### DESCRIPTION OF THE TASK:
Search the data below for "ситуации"; list each line that holds it.

== DATA ROWS

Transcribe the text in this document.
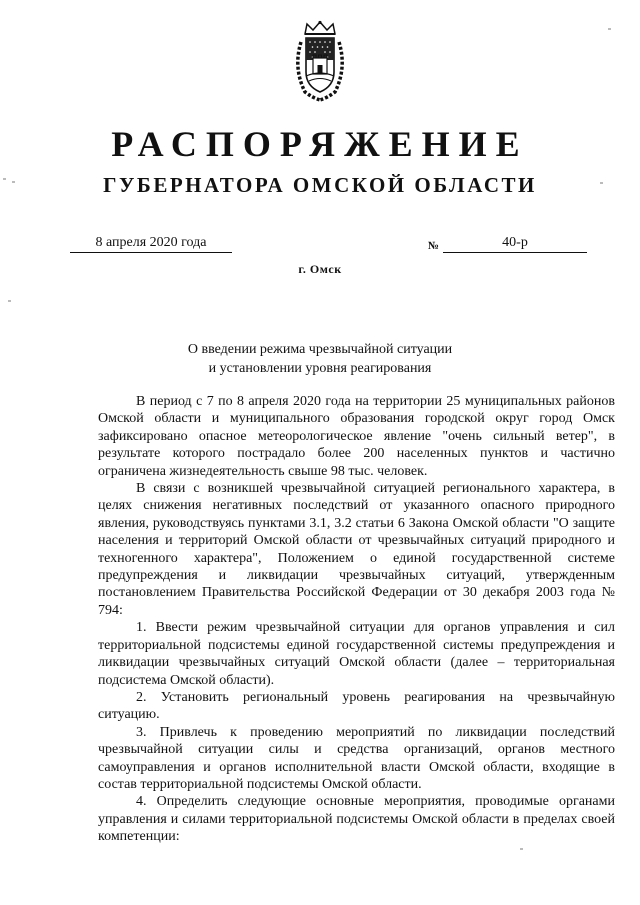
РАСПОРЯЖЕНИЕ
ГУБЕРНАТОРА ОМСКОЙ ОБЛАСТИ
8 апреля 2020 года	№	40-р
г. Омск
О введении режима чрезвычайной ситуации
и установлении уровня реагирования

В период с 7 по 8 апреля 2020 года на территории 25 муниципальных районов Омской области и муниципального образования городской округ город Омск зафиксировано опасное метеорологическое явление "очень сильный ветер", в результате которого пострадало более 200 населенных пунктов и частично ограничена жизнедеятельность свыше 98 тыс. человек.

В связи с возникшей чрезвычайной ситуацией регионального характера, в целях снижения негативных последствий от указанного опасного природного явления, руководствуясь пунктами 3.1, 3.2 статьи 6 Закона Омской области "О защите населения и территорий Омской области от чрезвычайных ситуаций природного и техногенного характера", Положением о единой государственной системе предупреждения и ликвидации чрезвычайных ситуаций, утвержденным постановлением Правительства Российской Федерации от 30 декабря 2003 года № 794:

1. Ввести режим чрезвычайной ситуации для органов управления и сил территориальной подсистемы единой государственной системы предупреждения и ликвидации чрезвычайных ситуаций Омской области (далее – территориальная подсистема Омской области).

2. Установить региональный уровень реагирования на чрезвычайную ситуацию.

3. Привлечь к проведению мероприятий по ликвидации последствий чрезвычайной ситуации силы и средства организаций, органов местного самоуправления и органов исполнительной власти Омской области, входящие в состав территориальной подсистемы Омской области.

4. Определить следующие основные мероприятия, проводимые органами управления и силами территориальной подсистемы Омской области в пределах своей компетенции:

====

### RESPONSE TO THIS EXERCISE:
О введении режима чрезвычайной ситуации
1. Ввести режим чрезвычайной ситуации для органов управления и сил территориальной подсистемы единой государственной системы предупреждения и ликвидации чрезвычайных ситуаций Омской области (далее – территориальная подсистема Омской области).
3. Привлечь к проведению мероприятий по ликвидации последствий чрезвычайной ситуации силы и средства организаций, органов местного самоуправления и органов исполнительной власти Омской области, входящие в состав территориальной подсистемы Омской области.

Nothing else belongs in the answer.